=== Do this ===
Rewrite every line of the records below, changing each "ruler-label" to "scale-label" and keeping everything else the same.

***** Extracted information *****

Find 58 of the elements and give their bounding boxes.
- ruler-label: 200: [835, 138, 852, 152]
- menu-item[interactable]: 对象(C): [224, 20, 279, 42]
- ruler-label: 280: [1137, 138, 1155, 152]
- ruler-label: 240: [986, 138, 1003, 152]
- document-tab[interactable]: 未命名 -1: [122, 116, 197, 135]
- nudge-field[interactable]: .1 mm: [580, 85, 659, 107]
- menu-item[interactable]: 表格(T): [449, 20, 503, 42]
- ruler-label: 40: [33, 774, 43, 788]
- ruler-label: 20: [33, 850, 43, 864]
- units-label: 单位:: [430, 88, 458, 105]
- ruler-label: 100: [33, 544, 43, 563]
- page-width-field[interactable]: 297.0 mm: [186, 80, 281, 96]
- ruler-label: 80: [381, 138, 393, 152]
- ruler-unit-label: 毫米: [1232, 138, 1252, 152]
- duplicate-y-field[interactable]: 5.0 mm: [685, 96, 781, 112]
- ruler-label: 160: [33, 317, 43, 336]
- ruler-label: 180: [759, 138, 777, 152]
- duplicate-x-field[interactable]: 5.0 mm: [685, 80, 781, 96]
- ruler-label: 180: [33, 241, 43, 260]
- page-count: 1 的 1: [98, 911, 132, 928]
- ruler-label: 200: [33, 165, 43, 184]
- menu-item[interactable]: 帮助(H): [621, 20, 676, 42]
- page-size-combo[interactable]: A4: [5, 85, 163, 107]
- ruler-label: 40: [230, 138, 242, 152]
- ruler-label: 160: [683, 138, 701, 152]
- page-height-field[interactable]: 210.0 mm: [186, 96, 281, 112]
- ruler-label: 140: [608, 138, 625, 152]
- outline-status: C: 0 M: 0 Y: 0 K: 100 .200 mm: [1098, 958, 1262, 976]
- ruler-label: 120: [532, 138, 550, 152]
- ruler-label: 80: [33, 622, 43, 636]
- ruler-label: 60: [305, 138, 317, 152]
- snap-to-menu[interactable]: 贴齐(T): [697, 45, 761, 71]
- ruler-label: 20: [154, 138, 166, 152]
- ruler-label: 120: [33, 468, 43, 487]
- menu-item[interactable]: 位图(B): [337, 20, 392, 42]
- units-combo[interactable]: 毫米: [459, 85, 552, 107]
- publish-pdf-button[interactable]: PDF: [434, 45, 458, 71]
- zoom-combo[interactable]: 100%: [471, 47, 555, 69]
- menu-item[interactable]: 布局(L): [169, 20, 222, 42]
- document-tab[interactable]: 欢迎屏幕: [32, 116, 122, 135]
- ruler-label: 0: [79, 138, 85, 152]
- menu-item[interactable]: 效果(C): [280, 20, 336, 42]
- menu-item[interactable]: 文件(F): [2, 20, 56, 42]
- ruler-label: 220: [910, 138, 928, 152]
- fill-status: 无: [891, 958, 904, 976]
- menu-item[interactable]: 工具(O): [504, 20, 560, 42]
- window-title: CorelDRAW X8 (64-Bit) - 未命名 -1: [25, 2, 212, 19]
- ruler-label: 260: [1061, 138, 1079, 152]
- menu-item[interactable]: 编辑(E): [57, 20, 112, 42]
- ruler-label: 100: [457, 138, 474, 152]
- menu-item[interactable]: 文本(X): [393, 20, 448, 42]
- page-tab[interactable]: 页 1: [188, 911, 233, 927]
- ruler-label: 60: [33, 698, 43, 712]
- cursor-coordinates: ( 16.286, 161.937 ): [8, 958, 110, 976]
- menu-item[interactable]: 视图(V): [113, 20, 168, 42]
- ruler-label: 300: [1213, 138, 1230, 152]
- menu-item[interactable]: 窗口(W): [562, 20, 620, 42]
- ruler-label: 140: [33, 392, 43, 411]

*****

=== Solution to this problem ===
Find 58 of the elements and give their bounding boxes.
- scale-label: 200: [835, 138, 852, 152]
- menu-item[interactable]: 对象(C): [224, 20, 279, 42]
- scale-label: 280: [1137, 138, 1155, 152]
- scale-label: 240: [986, 138, 1003, 152]
- document-tab[interactable]: 未命名 -1: [122, 116, 197, 135]
- nudge-field[interactable]: .1 mm: [580, 85, 659, 107]
- menu-item[interactable]: 表格(T): [449, 20, 503, 42]
- scale-label: 40: [33, 774, 43, 788]
- scale-label: 20: [33, 850, 43, 864]
- units-label: 单位:: [430, 88, 458, 105]
- scale-label: 100: [33, 544, 43, 563]
- page-width-field[interactable]: 297.0 mm: [186, 80, 281, 96]
- scale-label: 80: [381, 138, 393, 152]
- ruler-unit-label: 毫米: [1232, 138, 1252, 152]
- duplicate-y-field[interactable]: 5.0 mm: [685, 96, 781, 112]
- scale-label: 160: [33, 317, 43, 336]
- scale-label: 180: [759, 138, 777, 152]
- duplicate-x-field[interactable]: 5.0 mm: [685, 80, 781, 96]
- scale-label: 180: [33, 241, 43, 260]
- page-count: 1 的 1: [98, 911, 132, 928]
- scale-label: 200: [33, 165, 43, 184]
- menu-item[interactable]: 帮助(H): [621, 20, 676, 42]
- page-size-combo[interactable]: A4: [5, 85, 163, 107]
- scale-label: 40: [230, 138, 242, 152]
- scale-label: 160: [683, 138, 701, 152]
- page-height-field[interactable]: 210.0 mm: [186, 96, 281, 112]
- scale-label: 140: [608, 138, 625, 152]
- outline-status: C: 0 M: 0 Y: 0 K: 100 .200 mm: [1098, 958, 1262, 976]
- scale-label: 120: [532, 138, 550, 152]
- scale-label: 80: [33, 622, 43, 636]
- scale-label: 60: [305, 138, 317, 152]
- snap-to-menu[interactable]: 贴齐(T): [697, 45, 761, 71]
- scale-label: 20: [154, 138, 166, 152]
- scale-label: 120: [33, 468, 43, 487]
- menu-item[interactable]: 位图(B): [337, 20, 392, 42]
- units-combo[interactable]: 毫米: [459, 85, 552, 107]
- publish-pdf-button[interactable]: PDF: [434, 45, 458, 71]
- zoom-combo[interactable]: 100%: [471, 47, 555, 69]
- menu-item[interactable]: 布局(L): [169, 20, 222, 42]
- document-tab[interactable]: 欢迎屏幕: [32, 116, 122, 135]
- scale-label: 0: [79, 138, 85, 152]
- menu-item[interactable]: 效果(C): [280, 20, 336, 42]
- menu-item[interactable]: 文件(F): [2, 20, 56, 42]
- scale-label: 220: [910, 138, 928, 152]
- fill-status: 无: [891, 958, 904, 976]
- menu-item[interactable]: 工具(O): [504, 20, 560, 42]
- window-title: CorelDRAW X8 (64-Bit) - 未命名 -1: [25, 2, 212, 19]
- scale-label: 260: [1061, 138, 1079, 152]
- menu-item[interactable]: 编辑(E): [57, 20, 112, 42]
- scale-label: 100: [457, 138, 474, 152]
- menu-item[interactable]: 文本(X): [393, 20, 448, 42]
- page-tab[interactable]: 页 1: [188, 911, 233, 927]
- scale-label: 60: [33, 698, 43, 712]
- cursor-coordinates: ( 16.286, 161.937 ): [8, 958, 110, 976]
- menu-item[interactable]: 视图(V): [113, 20, 168, 42]
- scale-label: 300: [1213, 138, 1230, 152]
- menu-item[interactable]: 窗口(W): [562, 20, 620, 42]
- scale-label: 140: [33, 392, 43, 411]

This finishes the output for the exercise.